▸ TASK
Copy out every line that contains "name".

* Begin EXERCISE INPUT *

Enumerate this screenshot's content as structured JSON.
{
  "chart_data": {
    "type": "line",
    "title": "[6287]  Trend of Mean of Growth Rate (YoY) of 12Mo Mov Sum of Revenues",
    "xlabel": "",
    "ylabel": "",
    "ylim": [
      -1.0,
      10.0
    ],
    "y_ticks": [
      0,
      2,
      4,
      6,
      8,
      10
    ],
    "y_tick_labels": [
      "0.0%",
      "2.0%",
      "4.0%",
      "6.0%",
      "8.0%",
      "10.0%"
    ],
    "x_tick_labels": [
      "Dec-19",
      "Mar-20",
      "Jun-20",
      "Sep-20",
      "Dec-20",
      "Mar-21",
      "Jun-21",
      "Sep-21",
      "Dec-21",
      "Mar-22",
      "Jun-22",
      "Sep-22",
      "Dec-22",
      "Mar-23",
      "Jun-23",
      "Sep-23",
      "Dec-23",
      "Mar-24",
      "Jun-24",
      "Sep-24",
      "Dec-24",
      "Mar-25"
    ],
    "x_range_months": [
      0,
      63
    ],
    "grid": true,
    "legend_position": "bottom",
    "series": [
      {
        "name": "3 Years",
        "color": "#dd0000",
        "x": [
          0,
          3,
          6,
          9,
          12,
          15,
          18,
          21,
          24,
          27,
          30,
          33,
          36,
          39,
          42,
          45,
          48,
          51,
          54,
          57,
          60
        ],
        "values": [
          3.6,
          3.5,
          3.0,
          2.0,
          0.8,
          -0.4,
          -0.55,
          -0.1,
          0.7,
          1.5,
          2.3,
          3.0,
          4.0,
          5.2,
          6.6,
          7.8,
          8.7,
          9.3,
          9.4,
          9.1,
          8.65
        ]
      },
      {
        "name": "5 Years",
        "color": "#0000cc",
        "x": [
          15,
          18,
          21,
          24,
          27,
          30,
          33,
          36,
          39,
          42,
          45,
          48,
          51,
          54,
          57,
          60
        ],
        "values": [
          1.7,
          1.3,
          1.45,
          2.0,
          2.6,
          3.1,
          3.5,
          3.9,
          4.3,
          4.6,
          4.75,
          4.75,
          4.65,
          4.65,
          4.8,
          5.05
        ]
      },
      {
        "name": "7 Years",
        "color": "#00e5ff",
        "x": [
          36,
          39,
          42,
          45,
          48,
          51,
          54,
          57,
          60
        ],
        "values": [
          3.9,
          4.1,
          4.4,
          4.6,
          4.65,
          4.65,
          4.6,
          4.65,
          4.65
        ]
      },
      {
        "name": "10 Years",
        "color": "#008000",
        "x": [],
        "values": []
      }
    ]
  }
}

* End EXERCISE INPUT *

▸ COMPLETE OUTPUT
        "name": "3 Years",
        "name": "5 Years",
        "name": "7 Years",
        "name": "10 Years",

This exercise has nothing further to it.